═════ THE RECORDS

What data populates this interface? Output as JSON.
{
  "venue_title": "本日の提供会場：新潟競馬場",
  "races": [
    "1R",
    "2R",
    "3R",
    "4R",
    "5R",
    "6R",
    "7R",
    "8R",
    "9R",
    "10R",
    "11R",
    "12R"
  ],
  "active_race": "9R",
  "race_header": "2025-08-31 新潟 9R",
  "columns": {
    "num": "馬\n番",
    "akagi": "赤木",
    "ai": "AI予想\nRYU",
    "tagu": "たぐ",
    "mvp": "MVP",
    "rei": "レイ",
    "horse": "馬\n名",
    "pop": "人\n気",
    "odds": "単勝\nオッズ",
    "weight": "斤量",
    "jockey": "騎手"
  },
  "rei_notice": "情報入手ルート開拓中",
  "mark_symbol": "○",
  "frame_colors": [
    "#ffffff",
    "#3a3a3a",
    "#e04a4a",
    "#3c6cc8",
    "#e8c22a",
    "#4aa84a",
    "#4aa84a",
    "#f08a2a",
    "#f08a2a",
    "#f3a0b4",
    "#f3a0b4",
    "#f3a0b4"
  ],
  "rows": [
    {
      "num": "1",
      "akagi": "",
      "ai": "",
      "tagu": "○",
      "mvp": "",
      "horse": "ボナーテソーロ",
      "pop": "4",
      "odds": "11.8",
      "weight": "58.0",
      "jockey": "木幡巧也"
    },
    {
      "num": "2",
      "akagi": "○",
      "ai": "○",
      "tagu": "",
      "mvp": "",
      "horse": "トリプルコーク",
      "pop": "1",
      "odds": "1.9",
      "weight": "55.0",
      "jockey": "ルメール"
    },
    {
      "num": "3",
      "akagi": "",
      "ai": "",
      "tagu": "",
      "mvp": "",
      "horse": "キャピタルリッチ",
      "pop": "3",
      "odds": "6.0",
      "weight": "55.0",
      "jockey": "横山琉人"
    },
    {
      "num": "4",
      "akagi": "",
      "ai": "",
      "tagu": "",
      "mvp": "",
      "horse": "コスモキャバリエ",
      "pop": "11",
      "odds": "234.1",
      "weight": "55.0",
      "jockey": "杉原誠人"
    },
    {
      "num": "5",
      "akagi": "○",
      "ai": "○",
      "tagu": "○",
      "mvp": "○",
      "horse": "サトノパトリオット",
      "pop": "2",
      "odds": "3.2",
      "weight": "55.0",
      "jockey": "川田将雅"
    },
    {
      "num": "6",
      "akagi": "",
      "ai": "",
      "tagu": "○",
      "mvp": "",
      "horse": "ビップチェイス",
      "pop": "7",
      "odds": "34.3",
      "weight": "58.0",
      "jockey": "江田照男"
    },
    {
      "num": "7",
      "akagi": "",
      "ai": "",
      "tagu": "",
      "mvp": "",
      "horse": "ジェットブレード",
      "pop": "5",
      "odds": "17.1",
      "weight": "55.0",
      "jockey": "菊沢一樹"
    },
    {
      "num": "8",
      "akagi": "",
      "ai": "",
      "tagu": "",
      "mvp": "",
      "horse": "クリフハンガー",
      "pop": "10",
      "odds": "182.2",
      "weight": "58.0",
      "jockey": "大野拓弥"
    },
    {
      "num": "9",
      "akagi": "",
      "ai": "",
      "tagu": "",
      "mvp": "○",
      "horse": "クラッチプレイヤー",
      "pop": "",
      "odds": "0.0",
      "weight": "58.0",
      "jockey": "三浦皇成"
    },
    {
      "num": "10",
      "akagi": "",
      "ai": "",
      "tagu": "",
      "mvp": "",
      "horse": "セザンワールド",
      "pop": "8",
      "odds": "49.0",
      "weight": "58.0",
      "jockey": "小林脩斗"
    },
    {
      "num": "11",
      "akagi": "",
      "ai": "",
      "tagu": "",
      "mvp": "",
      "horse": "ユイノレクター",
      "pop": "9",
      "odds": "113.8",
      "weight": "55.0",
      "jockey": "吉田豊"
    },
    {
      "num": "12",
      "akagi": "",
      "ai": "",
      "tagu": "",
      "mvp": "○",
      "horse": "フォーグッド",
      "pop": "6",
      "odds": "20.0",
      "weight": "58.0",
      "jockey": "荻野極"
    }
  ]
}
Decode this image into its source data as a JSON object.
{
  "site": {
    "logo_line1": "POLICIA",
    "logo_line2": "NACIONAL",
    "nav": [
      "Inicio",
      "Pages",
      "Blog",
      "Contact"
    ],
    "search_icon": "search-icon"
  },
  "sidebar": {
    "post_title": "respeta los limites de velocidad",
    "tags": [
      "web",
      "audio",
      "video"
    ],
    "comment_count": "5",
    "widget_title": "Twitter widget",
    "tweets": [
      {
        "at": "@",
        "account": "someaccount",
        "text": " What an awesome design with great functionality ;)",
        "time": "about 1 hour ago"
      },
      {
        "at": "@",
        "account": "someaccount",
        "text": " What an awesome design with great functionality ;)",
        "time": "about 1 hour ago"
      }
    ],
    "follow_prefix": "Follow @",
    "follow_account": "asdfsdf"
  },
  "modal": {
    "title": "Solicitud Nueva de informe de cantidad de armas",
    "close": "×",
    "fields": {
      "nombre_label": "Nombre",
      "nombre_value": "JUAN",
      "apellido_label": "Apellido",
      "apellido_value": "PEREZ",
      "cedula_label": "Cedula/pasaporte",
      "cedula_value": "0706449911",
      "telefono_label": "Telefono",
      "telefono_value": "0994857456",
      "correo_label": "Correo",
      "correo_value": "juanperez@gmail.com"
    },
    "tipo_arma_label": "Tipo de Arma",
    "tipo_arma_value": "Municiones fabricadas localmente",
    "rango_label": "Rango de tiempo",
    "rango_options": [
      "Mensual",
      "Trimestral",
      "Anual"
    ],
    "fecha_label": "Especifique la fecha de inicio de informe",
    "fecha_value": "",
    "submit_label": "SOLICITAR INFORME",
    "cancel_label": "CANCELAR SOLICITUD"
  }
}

══════════

_SHORT EXERCISE_
Reproduce, word for word, only the lines from the one that contains "Decode this image" through the final line.

_EXPECTED ANSWER_
Decode this image into its source data as a JSON object.
{
  "site": {
    "logo_line1": "POLICIA",
    "logo_line2": "NACIONAL",
    "nav": [
      "Inicio",
      "Pages",
      "Blog",
      "Contact"
    ],
    "search_icon": "search-icon"
  },
  "sidebar": {
    "post_title": "respeta los limites de velocidad",
    "tags": [
      "web",
      "audio",
      "video"
    ],
    "comment_count": "5",
    "widget_title": "Twitter widget",
    "tweets": [
      {
        "at": "@",
        "account": "someaccount",
        "text": " What an awesome design with great functionality ;)",
        "time": "about 1 hour ago"
      },
      {
        "at": "@",
        "account": "someaccount",
        "text": " What an awesome design with great functionality ;)",
        "time": "about 1 hour ago"
      }
    ],
    "follow_prefix": "Follow @",
    "follow_account": "asdfsdf"
  },
  "modal": {
    "title": "Solicitud Nueva de informe de cantidad de armas",
    "close": "×",
    "fields": {
      "nombre_label": "Nombre",
      "nombre_value": "JUAN",
      "apellido_label": "Apellido",
      "apellido_value": "PEREZ",
      "cedula_label": "Cedula/pasaporte",
      "cedula_value": "0706449911",
      "telefono_label": "Telefono",
      "telefono_value": "0994857456",
      "correo_label": "Correo",
      "correo_value": "juanperez@gmail.com"
    },
    "tipo_arma_label": "Tipo de Arma",
    "tipo_arma_value": "Municiones fabricadas localmente",
    "rango_label": "Rango de tiempo",
    "rango_options": [
      "Mensual",
      "Trimestral",
      "Anual"
    ],
    "fecha_label": "Especifique la fecha de inicio de informe",
    "fecha_value": "",
    "submit_label": "SOLICITAR INFORME",
    "cancel_label": "CANCELAR SOLICITUD"
  }
}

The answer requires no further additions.